TASK REQUIREMENTS ->
A line counts if it contains the word "معرکہ" at least once. State how many such lines the records contain, giving the number alone.

RECORD LIST ->
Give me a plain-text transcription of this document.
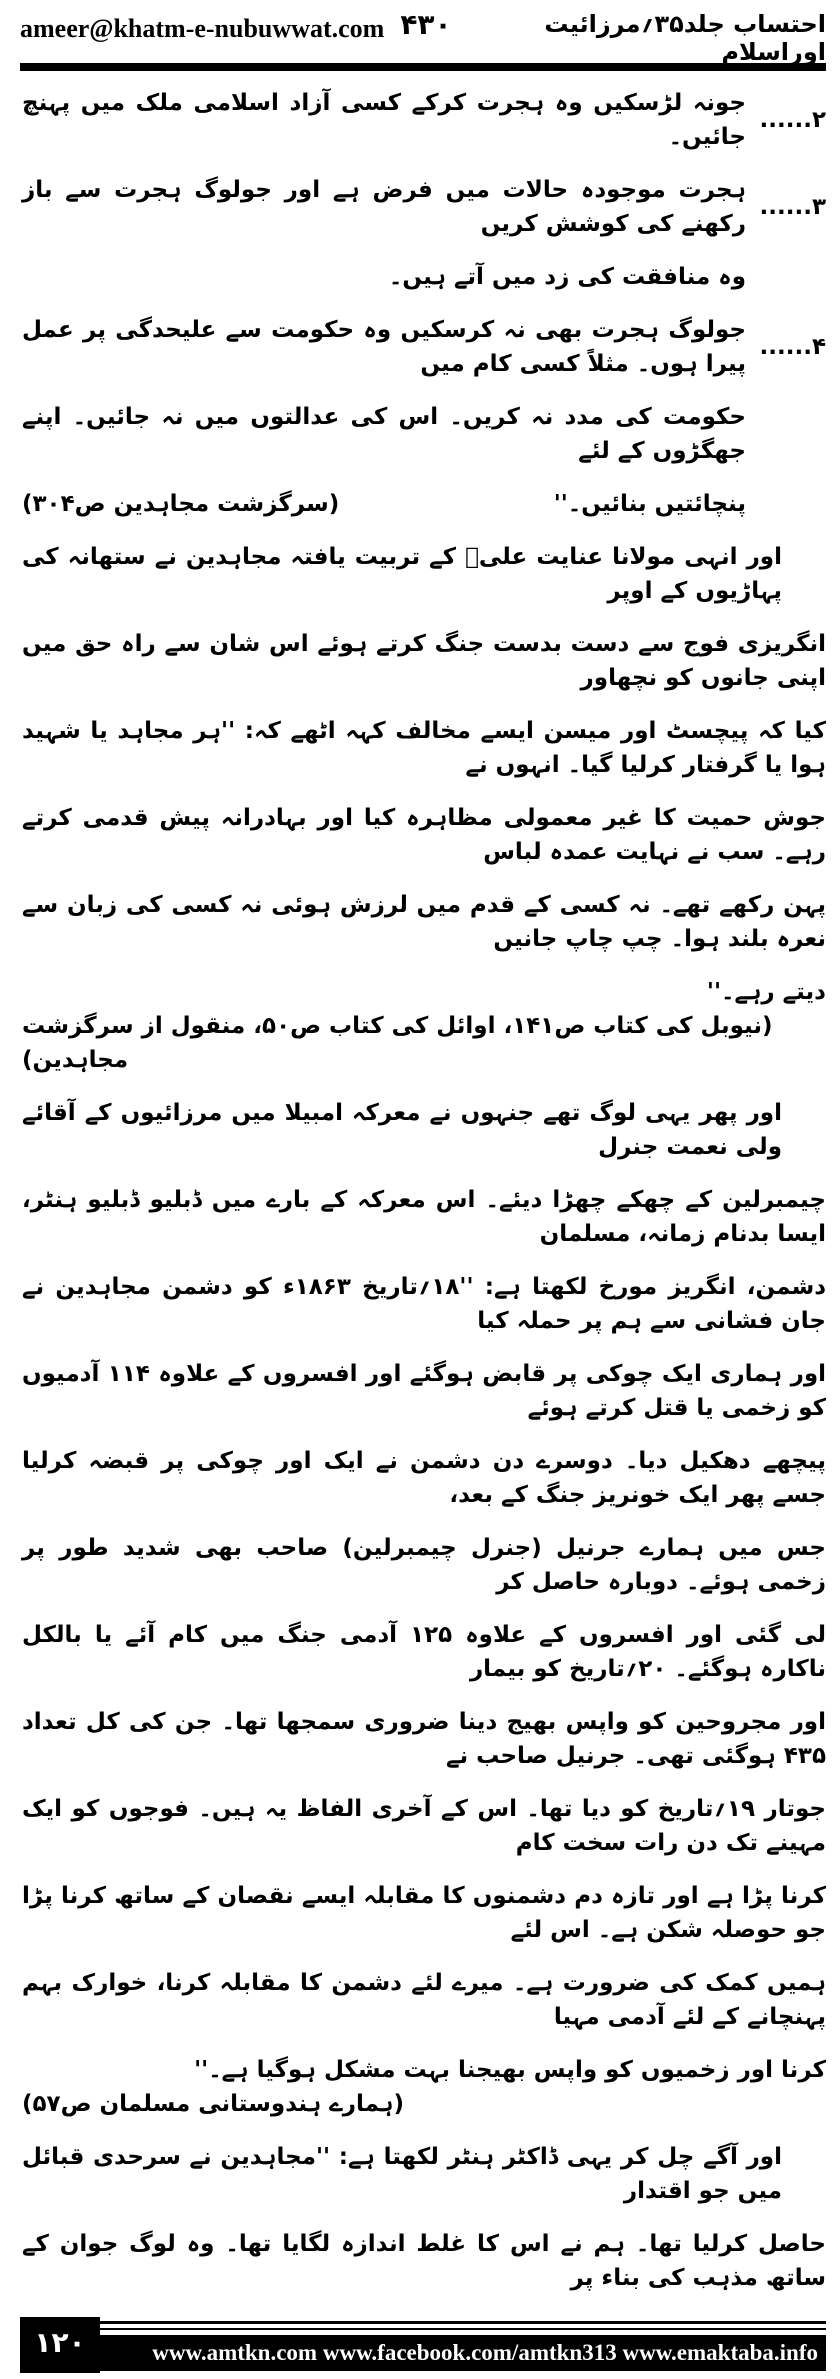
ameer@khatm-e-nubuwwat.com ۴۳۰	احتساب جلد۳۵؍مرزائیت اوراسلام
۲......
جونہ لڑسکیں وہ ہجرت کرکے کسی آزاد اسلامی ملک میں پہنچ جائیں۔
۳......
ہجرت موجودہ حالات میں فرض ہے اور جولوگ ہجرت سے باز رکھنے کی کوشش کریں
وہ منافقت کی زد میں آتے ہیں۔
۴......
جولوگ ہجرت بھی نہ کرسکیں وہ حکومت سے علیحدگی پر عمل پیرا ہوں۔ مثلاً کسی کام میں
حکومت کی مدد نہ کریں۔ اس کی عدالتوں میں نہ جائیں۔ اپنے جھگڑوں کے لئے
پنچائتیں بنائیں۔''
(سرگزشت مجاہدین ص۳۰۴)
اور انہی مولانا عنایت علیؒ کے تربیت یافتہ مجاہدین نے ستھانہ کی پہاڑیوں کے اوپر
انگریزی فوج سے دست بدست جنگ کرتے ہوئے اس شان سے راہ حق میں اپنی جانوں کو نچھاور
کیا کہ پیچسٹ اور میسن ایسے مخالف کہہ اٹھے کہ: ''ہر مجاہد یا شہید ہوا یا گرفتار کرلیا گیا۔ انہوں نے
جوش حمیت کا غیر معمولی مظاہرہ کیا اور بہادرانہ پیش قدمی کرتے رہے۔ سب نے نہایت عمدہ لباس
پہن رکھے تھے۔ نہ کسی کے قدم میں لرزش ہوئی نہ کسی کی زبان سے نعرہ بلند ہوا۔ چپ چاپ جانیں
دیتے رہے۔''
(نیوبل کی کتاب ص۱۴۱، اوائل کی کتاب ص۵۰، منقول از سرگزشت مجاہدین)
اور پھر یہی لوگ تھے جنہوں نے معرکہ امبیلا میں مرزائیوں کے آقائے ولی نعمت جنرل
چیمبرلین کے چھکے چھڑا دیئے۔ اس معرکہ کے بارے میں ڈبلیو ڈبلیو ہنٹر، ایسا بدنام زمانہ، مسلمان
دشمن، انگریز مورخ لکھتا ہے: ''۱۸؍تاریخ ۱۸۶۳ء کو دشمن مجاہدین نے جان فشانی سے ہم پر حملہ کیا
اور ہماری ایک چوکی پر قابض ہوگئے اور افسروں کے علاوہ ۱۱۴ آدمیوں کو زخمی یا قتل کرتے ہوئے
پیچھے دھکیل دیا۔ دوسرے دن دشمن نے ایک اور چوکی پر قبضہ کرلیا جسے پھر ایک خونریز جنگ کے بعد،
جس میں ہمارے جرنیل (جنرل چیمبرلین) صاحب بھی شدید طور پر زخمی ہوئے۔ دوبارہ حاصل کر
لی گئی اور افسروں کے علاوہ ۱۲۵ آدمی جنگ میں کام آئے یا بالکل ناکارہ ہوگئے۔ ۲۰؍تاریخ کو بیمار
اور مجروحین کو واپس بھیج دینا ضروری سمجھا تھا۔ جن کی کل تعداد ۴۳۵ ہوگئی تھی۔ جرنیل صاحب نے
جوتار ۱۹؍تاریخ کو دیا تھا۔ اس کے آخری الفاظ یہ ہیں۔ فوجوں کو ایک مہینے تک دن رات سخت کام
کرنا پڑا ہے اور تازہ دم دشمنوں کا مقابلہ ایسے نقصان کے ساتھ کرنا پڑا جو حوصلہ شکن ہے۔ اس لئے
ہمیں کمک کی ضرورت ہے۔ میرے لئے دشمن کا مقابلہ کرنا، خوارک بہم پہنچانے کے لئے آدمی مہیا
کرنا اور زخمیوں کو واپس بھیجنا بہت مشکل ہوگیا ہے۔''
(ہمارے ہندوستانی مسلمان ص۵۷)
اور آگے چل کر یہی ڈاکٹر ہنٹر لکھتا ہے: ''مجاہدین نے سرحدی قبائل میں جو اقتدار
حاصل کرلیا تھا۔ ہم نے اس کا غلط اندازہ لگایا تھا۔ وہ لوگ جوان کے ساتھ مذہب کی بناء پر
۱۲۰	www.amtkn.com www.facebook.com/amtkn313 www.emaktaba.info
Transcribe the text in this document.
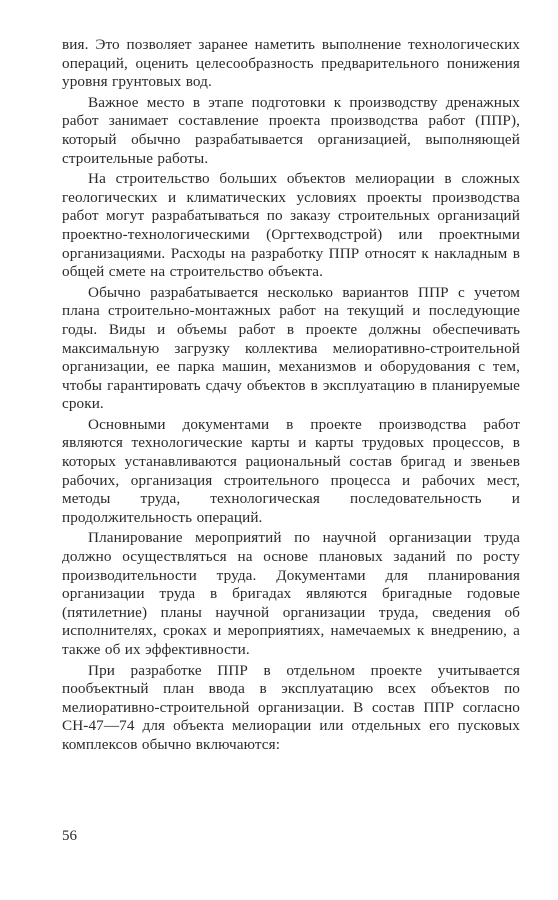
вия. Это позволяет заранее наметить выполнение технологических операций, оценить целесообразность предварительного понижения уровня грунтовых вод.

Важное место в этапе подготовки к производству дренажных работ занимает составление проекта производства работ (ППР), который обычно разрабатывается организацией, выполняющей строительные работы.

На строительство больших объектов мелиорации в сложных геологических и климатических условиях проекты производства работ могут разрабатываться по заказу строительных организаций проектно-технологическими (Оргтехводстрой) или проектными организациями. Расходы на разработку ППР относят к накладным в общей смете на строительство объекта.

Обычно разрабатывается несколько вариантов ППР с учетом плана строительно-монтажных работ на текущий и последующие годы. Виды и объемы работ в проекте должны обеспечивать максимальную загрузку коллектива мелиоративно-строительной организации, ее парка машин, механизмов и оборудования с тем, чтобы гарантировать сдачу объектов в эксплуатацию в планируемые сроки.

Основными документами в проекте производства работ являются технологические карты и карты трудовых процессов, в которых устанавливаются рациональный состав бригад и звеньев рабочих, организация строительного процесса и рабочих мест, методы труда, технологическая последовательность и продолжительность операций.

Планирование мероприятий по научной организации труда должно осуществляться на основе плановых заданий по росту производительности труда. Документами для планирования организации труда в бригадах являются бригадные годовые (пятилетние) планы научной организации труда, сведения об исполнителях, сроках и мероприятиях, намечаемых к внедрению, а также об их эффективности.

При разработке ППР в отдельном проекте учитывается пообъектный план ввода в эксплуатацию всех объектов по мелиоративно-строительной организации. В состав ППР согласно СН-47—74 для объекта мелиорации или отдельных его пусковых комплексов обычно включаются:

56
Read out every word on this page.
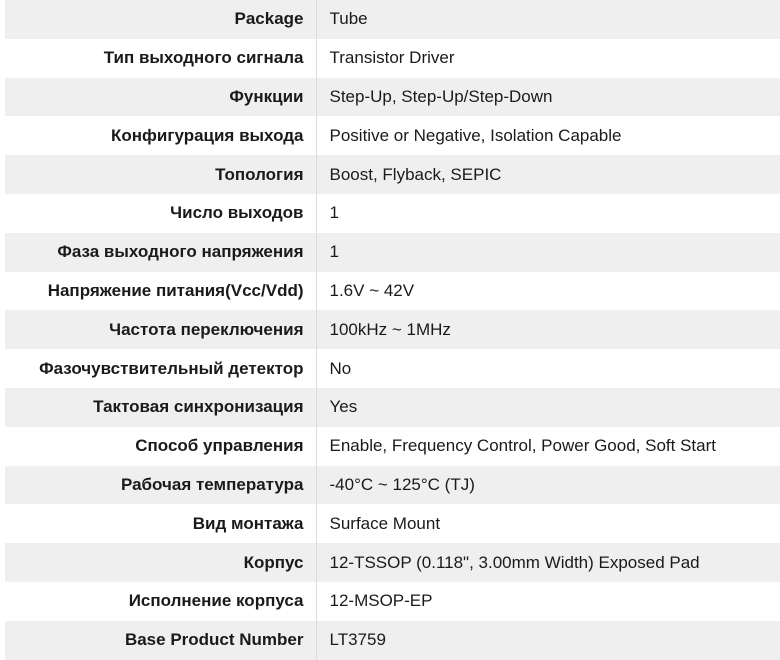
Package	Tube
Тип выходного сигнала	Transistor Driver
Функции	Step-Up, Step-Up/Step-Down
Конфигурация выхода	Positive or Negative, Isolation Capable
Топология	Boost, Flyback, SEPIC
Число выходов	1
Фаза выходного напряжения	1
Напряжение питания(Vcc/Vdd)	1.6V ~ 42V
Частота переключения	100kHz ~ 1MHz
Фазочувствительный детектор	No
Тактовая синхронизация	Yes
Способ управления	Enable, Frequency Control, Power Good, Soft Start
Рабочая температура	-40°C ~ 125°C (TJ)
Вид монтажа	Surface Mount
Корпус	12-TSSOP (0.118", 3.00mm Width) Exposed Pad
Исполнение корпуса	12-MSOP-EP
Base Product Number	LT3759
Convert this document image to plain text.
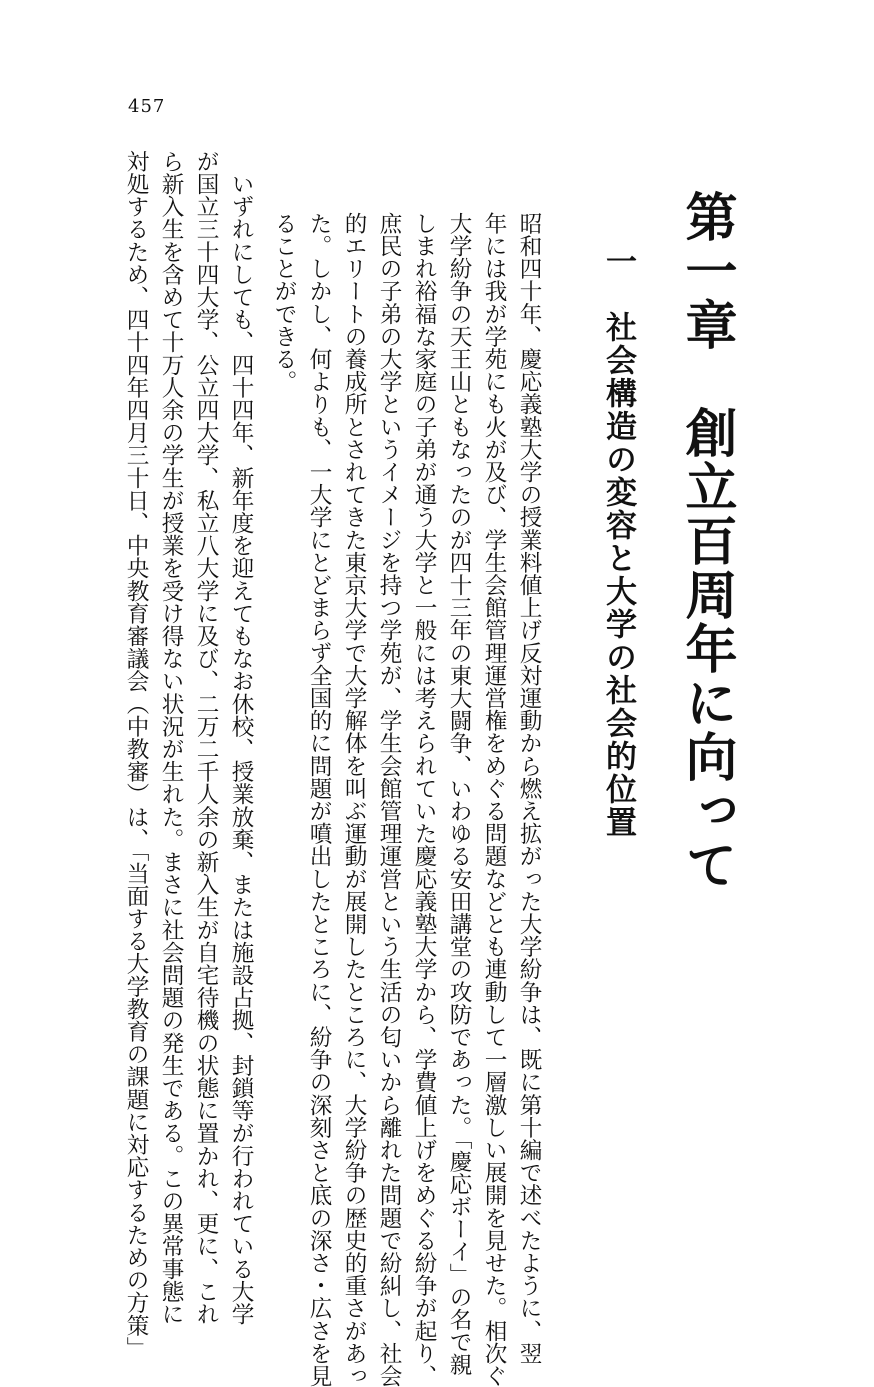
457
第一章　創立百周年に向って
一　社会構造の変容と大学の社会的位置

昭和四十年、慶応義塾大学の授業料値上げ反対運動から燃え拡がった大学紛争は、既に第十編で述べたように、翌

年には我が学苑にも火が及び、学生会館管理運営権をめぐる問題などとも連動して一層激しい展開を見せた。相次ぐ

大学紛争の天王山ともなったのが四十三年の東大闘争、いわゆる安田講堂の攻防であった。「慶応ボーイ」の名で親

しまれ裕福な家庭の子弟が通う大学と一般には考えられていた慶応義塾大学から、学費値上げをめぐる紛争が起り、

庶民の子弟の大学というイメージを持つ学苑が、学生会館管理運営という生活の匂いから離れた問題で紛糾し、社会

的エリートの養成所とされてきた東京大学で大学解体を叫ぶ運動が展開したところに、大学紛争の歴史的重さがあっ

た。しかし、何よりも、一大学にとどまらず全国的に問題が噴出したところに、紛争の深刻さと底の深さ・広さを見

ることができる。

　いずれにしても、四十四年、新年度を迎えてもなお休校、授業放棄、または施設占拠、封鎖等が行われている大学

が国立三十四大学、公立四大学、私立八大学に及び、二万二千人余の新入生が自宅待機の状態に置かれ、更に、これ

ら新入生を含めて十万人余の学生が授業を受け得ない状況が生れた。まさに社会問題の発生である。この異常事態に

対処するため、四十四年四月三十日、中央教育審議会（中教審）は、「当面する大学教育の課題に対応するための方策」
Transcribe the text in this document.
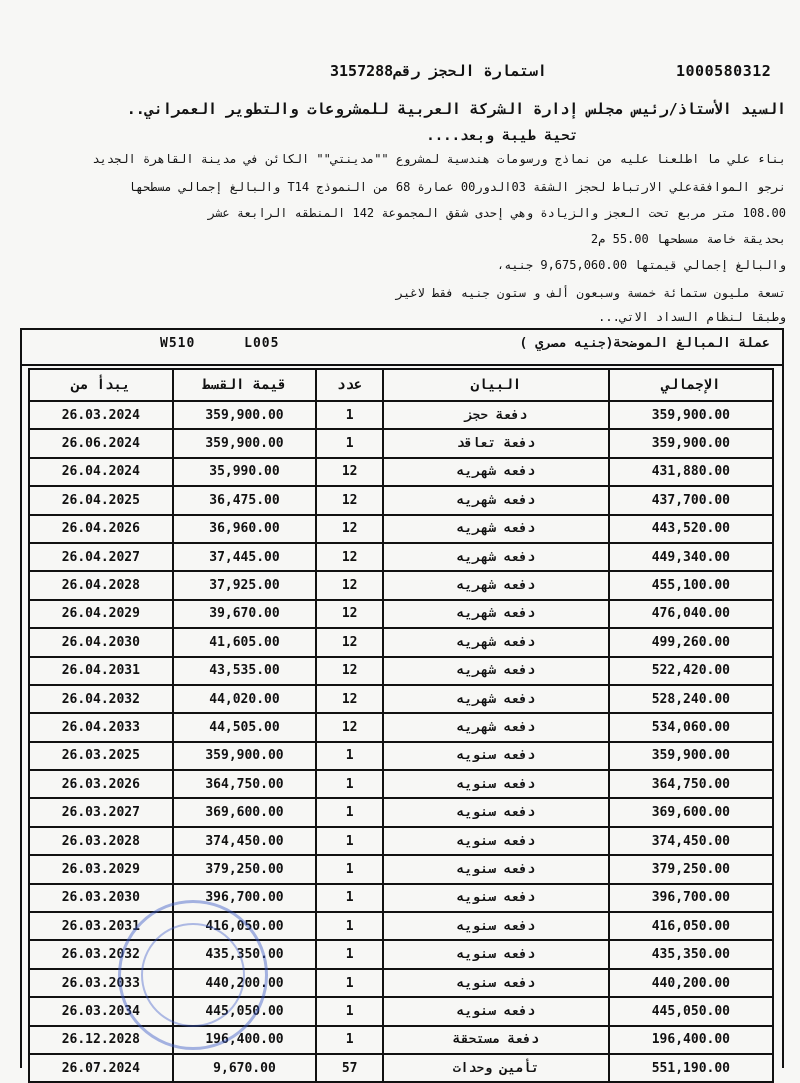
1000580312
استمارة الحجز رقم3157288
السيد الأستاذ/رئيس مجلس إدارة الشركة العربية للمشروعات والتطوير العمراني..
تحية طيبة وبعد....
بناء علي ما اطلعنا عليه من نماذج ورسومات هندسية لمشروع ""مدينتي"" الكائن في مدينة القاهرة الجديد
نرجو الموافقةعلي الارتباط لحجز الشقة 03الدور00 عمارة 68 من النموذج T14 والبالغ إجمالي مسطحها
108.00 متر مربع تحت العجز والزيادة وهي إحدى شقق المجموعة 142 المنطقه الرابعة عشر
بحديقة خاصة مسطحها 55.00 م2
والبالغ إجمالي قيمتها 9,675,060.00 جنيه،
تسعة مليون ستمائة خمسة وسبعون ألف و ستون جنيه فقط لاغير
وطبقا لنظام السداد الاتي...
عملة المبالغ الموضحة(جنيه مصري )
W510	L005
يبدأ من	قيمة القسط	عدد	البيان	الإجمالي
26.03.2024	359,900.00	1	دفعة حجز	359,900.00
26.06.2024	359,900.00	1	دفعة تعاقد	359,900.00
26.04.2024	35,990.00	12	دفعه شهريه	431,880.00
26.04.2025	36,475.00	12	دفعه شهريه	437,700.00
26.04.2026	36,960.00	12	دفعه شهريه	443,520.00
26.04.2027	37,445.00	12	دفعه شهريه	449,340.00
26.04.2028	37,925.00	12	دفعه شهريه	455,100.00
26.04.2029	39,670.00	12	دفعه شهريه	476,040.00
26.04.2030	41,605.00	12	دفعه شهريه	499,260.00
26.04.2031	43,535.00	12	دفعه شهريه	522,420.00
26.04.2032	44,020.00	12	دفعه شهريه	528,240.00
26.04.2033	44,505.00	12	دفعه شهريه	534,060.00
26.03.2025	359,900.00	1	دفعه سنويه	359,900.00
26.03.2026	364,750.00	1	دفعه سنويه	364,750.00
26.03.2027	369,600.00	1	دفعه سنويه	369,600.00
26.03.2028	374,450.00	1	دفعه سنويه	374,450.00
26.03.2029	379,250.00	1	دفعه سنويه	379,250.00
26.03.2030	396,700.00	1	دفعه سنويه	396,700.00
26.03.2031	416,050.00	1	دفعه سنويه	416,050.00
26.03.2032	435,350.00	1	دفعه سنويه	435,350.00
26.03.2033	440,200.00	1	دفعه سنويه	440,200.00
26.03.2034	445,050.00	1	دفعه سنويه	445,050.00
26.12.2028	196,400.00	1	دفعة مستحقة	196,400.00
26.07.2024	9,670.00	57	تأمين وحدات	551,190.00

CORRECT RESPONSE ->
2